Reproduce every record below exactly as written, leaving out any pictures.

- [DATA TO PROCESS]
==============================

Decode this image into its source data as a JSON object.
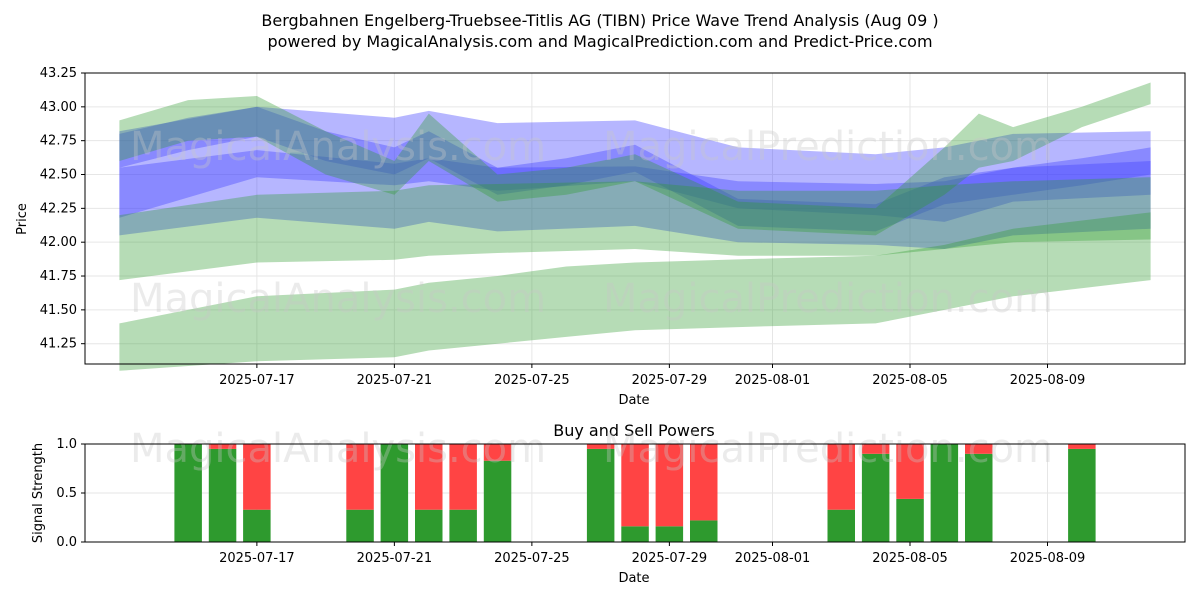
{
  "title_line1": "Bergbahnen Engelberg-Truebsee-Titlis AG (TIBN) Price Wave Trend Analysis (Aug 09 )",
  "title_line2": "powered by MagicalAnalysis.com and MagicalPrediction.com and Predict-Price.com",
  "watermarks": [
    "MagicalAnalysis.com",
    "MagicalPrediction.com"
  ],
  "colors": {
    "wave_blue": "#4040ff",
    "wave_green": "#2e9a2e",
    "buy": "#4caf50",
    "sell": "#ff4444"
  },
  "chart_data": [
    {
      "type": "area",
      "title": "",
      "xlabel": "Date",
      "ylabel": "Price",
      "xlim": [
        "2025-07-12",
        "2025-08-13"
      ],
      "ylim": [
        41.1,
        43.25
      ],
      "grid": true,
      "x_ticks": [
        "2025-07-17",
        "2025-07-21",
        "2025-07-25",
        "2025-07-29",
        "2025-08-01",
        "2025-08-05",
        "2025-08-09"
      ],
      "y_ticks": [
        "41.25",
        "41.50",
        "41.75",
        "42.00",
        "42.25",
        "42.50",
        "42.75",
        "43.00",
        "43.25"
      ],
      "series": [
        {
          "color": "blue",
          "x": [
            "2025-07-13",
            "2025-07-17",
            "2025-07-21",
            "2025-07-22",
            "2025-07-24",
            "2025-07-28",
            "2025-07-31",
            "2025-08-04",
            "2025-08-06",
            "2025-08-08",
            "2025-08-12"
          ],
          "upper": [
            42.82,
            43.0,
            42.92,
            42.97,
            42.88,
            42.9,
            42.7,
            42.65,
            42.7,
            42.8,
            42.82
          ],
          "lower": [
            42.18,
            42.48,
            42.42,
            42.45,
            42.38,
            42.45,
            42.25,
            42.2,
            42.15,
            42.3,
            42.35
          ]
        },
        {
          "color": "blue",
          "x": [
            "2025-07-13",
            "2025-07-17",
            "2025-07-21",
            "2025-07-22",
            "2025-07-24",
            "2025-07-28",
            "2025-07-31",
            "2025-08-04",
            "2025-08-06",
            "2025-08-08",
            "2025-08-12"
          ],
          "upper": [
            42.55,
            42.68,
            42.58,
            42.62,
            42.55,
            42.56,
            42.45,
            42.43,
            42.45,
            42.55,
            42.6
          ],
          "lower": [
            42.05,
            42.18,
            42.1,
            42.15,
            42.08,
            42.12,
            42.0,
            41.98,
            41.95,
            42.05,
            42.1
          ]
        },
        {
          "color": "blue",
          "x": [
            "2025-07-13",
            "2025-07-15",
            "2025-07-17",
            "2025-07-19",
            "2025-07-21",
            "2025-07-22",
            "2025-07-24",
            "2025-07-26",
            "2025-07-28",
            "2025-07-31",
            "2025-08-04",
            "2025-08-06",
            "2025-08-08",
            "2025-08-10",
            "2025-08-12"
          ],
          "upper": [
            42.8,
            42.92,
            43.0,
            42.82,
            42.7,
            42.82,
            42.55,
            42.62,
            42.72,
            42.32,
            42.28,
            42.48,
            42.55,
            42.62,
            42.7
          ],
          "lower": [
            42.55,
            42.68,
            42.78,
            42.6,
            42.5,
            42.62,
            42.35,
            42.42,
            42.52,
            42.12,
            42.08,
            42.28,
            42.35,
            42.42,
            42.5
          ]
        },
        {
          "color": "green",
          "x": [
            "2025-07-13",
            "2025-07-17",
            "2025-07-21",
            "2025-07-22",
            "2025-07-24",
            "2025-07-28",
            "2025-07-31",
            "2025-08-04",
            "2025-08-06",
            "2025-08-08",
            "2025-08-12"
          ],
          "upper": [
            42.2,
            42.35,
            42.38,
            42.42,
            42.43,
            42.45,
            42.38,
            42.38,
            42.42,
            42.45,
            42.48
          ],
          "lower": [
            41.72,
            41.85,
            41.87,
            41.9,
            41.92,
            41.95,
            41.9,
            41.9,
            41.95,
            42.0,
            42.02
          ]
        },
        {
          "color": "green",
          "x": [
            "2025-07-13",
            "2025-07-17",
            "2025-07-21",
            "2025-07-22",
            "2025-07-24",
            "2025-07-26",
            "2025-07-28",
            "2025-08-01",
            "2025-08-04",
            "2025-08-06",
            "2025-08-08",
            "2025-08-12"
          ],
          "upper": [
            41.4,
            41.6,
            41.65,
            41.7,
            41.75,
            41.82,
            41.85,
            41.88,
            41.9,
            41.98,
            42.1,
            42.22
          ],
          "lower": [
            41.05,
            41.12,
            41.15,
            41.2,
            41.25,
            41.3,
            41.35,
            41.38,
            41.4,
            41.5,
            41.6,
            41.72
          ]
        },
        {
          "color": "green",
          "x": [
            "2025-07-13",
            "2025-07-15",
            "2025-07-17",
            "2025-07-19",
            "2025-07-21",
            "2025-07-22",
            "2025-07-24",
            "2025-07-26",
            "2025-07-28",
            "2025-07-31",
            "2025-08-04",
            "2025-08-06",
            "2025-08-07",
            "2025-08-08",
            "2025-08-10",
            "2025-08-12"
          ],
          "upper": [
            42.9,
            43.05,
            43.08,
            42.82,
            42.6,
            42.95,
            42.5,
            42.55,
            42.65,
            42.3,
            42.25,
            42.7,
            42.95,
            42.85,
            43.0,
            43.18
          ],
          "lower": [
            42.6,
            42.75,
            42.78,
            42.5,
            42.35,
            42.6,
            42.3,
            42.35,
            42.45,
            42.1,
            42.05,
            42.35,
            42.55,
            42.6,
            42.85,
            43.02
          ]
        }
      ]
    },
    {
      "type": "bar",
      "title": "Buy and Sell Powers",
      "xlabel": "Date",
      "ylabel": "Signal Strength",
      "xlim": [
        "2025-07-12",
        "2025-08-13"
      ],
      "ylim": [
        0,
        1.0
      ],
      "grid": true,
      "x_ticks": [
        "2025-07-17",
        "2025-07-21",
        "2025-07-25",
        "2025-07-29",
        "2025-08-01",
        "2025-08-05",
        "2025-08-09"
      ],
      "y_ticks": [
        "0.0",
        "0.5",
        "1.0"
      ],
      "categories": [
        "2025-07-15",
        "2025-07-16",
        "2025-07-17",
        "2025-07-20",
        "2025-07-21",
        "2025-07-22",
        "2025-07-23",
        "2025-07-24",
        "2025-07-27",
        "2025-07-28",
        "2025-07-29",
        "2025-07-30",
        "2025-08-03",
        "2025-08-04",
        "2025-08-05",
        "2025-08-06",
        "2025-08-07",
        "2025-08-10"
      ],
      "series": [
        {
          "color": "green",
          "values": [
            1.0,
            0.95,
            0.33,
            0.33,
            1.0,
            0.33,
            0.33,
            0.83,
            0.95,
            0.16,
            0.16,
            0.22,
            0.33,
            0.9,
            0.44,
            1.0,
            0.9,
            0.95
          ]
        },
        {
          "color": "red",
          "values": [
            0.0,
            0.05,
            0.67,
            0.67,
            0.0,
            0.67,
            0.67,
            0.17,
            0.05,
            0.84,
            0.84,
            0.78,
            0.67,
            0.1,
            0.56,
            0.0,
            0.1,
            0.05
          ]
        }
      ]
    }
  ]
}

==============================

- [REPLY TO THE TASK]
Decode this image into its source data as a JSON object.
{
  "title_line1": "Bergbahnen Engelberg-Truebsee-Titlis AG (TIBN) Price Wave Trend Analysis (Aug 09 )",
  "title_line2": "powered by MagicalAnalysis.com and MagicalPrediction.com and Predict-Price.com",
  "watermarks": [
    "MagicalAnalysis.com",
    "MagicalPrediction.com"
  ],
  "colors": {
    "wave_blue": "#4040ff",
    "wave_green": "#2e9a2e",
    "buy": "#4caf50",
    "sell": "#ff4444"
  },
  "chart_data": [
    {
      "type": "area",
      "title": "",
      "xlabel": "Date",
      "ylabel": "Price",
      "xlim": [
        "2025-07-12",
        "2025-08-13"
      ],
      "ylim": [
        41.1,
        43.25
      ],
      "grid": true,
      "x_ticks": [
        "2025-07-17",
        "2025-07-21",
        "2025-07-25",
        "2025-07-29",
        "2025-08-01",
        "2025-08-05",
        "2025-08-09"
      ],
      "y_ticks": [
        "41.25",
        "41.50",
        "41.75",
        "42.00",
        "42.25",
        "42.50",
        "42.75",
        "43.00",
        "43.25"
      ],
      "series": [
        {
          "color": "blue",
          "x": [
            "2025-07-13",
            "2025-07-17",
            "2025-07-21",
            "2025-07-22",
            "2025-07-24",
            "2025-07-28",
            "2025-07-31",
            "2025-08-04",
            "2025-08-06",
            "2025-08-08",
            "2025-08-12"
          ],
          "upper": [
            42.82,
            43.0,
            42.92,
            42.97,
            42.88,
            42.9,
            42.7,
            42.65,
            42.7,
            42.8,
            42.82
          ],
          "lower": [
            42.18,
            42.48,
            42.42,
            42.45,
            42.38,
            42.45,
            42.25,
            42.2,
            42.15,
            42.3,
            42.35
          ]
        },
        {
          "color": "blue",
          "x": [
            "2025-07-13",
            "2025-07-17",
            "2025-07-21",
            "2025-07-22",
            "2025-07-24",
            "2025-07-28",
            "2025-07-31",
            "2025-08-04",
            "2025-08-06",
            "2025-08-08",
            "2025-08-12"
          ],
          "upper": [
            42.55,
            42.68,
            42.58,
            42.62,
            42.55,
            42.56,
            42.45,
            42.43,
            42.45,
            42.55,
            42.6
          ],
          "lower": [
            42.05,
            42.18,
            42.1,
            42.15,
            42.08,
            42.12,
            42.0,
            41.98,
            41.95,
            42.05,
            42.1
          ]
        },
        {
          "color": "blue",
          "x": [
            "2025-07-13",
            "2025-07-15",
            "2025-07-17",
            "2025-07-19",
            "2025-07-21",
            "2025-07-22",
            "2025-07-24",
            "2025-07-26",
            "2025-07-28",
            "2025-07-31",
            "2025-08-04",
            "2025-08-06",
            "2025-08-08",
            "2025-08-10",
            "2025-08-12"
          ],
          "upper": [
            42.8,
            42.92,
            43.0,
            42.82,
            42.7,
            42.82,
            42.55,
            42.62,
            42.72,
            42.32,
            42.28,
            42.48,
            42.55,
            42.62,
            42.7
          ],
          "lower": [
            42.55,
            42.68,
            42.78,
            42.6,
            42.5,
            42.62,
            42.35,
            42.42,
            42.52,
            42.12,
            42.08,
            42.28,
            42.35,
            42.42,
            42.5
          ]
        },
        {
          "color": "green",
          "x": [
            "2025-07-13",
            "2025-07-17",
            "2025-07-21",
            "2025-07-22",
            "2025-07-24",
            "2025-07-28",
            "2025-07-31",
            "2025-08-04",
            "2025-08-06",
            "2025-08-08",
            "2025-08-12"
          ],
          "upper": [
            42.2,
            42.35,
            42.38,
            42.42,
            42.43,
            42.45,
            42.38,
            42.38,
            42.42,
            42.45,
            42.48
          ],
          "lower": [
            41.72,
            41.85,
            41.87,
            41.9,
            41.92,
            41.95,
            41.9,
            41.9,
            41.95,
            42.0,
            42.02
          ]
        },
        {
          "color": "green",
          "x": [
            "2025-07-13",
            "2025-07-17",
            "2025-07-21",
            "2025-07-22",
            "2025-07-24",
            "2025-07-26",
            "2025-07-28",
            "2025-08-01",
            "2025-08-04",
            "2025-08-06",
            "2025-08-08",
            "2025-08-12"
          ],
          "upper": [
            41.4,
            41.6,
            41.65,
            41.7,
            41.75,
            41.82,
            41.85,
            41.88,
            41.9,
            41.98,
            42.1,
            42.22
          ],
          "lower": [
            41.05,
            41.12,
            41.15,
            41.2,
            41.25,
            41.3,
            41.35,
            41.38,
            41.4,
            41.5,
            41.6,
            41.72
          ]
        },
        {
          "color": "green",
          "x": [
            "2025-07-13",
            "2025-07-15",
            "2025-07-17",
            "2025-07-19",
            "2025-07-21",
            "2025-07-22",
            "2025-07-24",
            "2025-07-26",
            "2025-07-28",
            "2025-07-31",
            "2025-08-04",
            "2025-08-06",
            "2025-08-07",
            "2025-08-08",
            "2025-08-10",
            "2025-08-12"
          ],
          "upper": [
            42.9,
            43.05,
            43.08,
            42.82,
            42.6,
            42.95,
            42.5,
            42.55,
            42.65,
            42.3,
            42.25,
            42.7,
            42.95,
            42.85,
            43.0,
            43.18
          ],
          "lower": [
            42.6,
            42.75,
            42.78,
            42.5,
            42.35,
            42.6,
            42.3,
            42.35,
            42.45,
            42.1,
            42.05,
            42.35,
            42.55,
            42.6,
            42.85,
            43.02
          ]
        }
      ]
    },
    {
      "type": "bar",
      "title": "Buy and Sell Powers",
      "xlabel": "Date",
      "ylabel": "Signal Strength",
      "xlim": [
        "2025-07-12",
        "2025-08-13"
      ],
      "ylim": [
        0,
        1.0
      ],
      "grid": true,
      "x_ticks": [
        "2025-07-17",
        "2025-07-21",
        "2025-07-25",
        "2025-07-29",
        "2025-08-01",
        "2025-08-05",
        "2025-08-09"
      ],
      "y_ticks": [
        "0.0",
        "0.5",
        "1.0"
      ],
      "categories": [
        "2025-07-15",
        "2025-07-16",
        "2025-07-17",
        "2025-07-20",
        "2025-07-21",
        "2025-07-22",
        "2025-07-23",
        "2025-07-24",
        "2025-07-27",
        "2025-07-28",
        "2025-07-29",
        "2025-07-30",
        "2025-08-03",
        "2025-08-04",
        "2025-08-05",
        "2025-08-06",
        "2025-08-07",
        "2025-08-10"
      ],
      "series": [
        {
          "color": "green",
          "values": [
            1.0,
            0.95,
            0.33,
            0.33,
            1.0,
            0.33,
            0.33,
            0.83,
            0.95,
            0.16,
            0.16,
            0.22,
            0.33,
            0.9,
            0.44,
            1.0,
            0.9,
            0.95
          ]
        },
        {
          "color": "red",
          "values": [
            0.0,
            0.05,
            0.67,
            0.67,
            0.0,
            0.67,
            0.67,
            0.17,
            0.05,
            0.84,
            0.84,
            0.78,
            0.67,
            0.1,
            0.56,
            0.0,
            0.1,
            0.05
          ]
        }
      ]
    }
  ]
}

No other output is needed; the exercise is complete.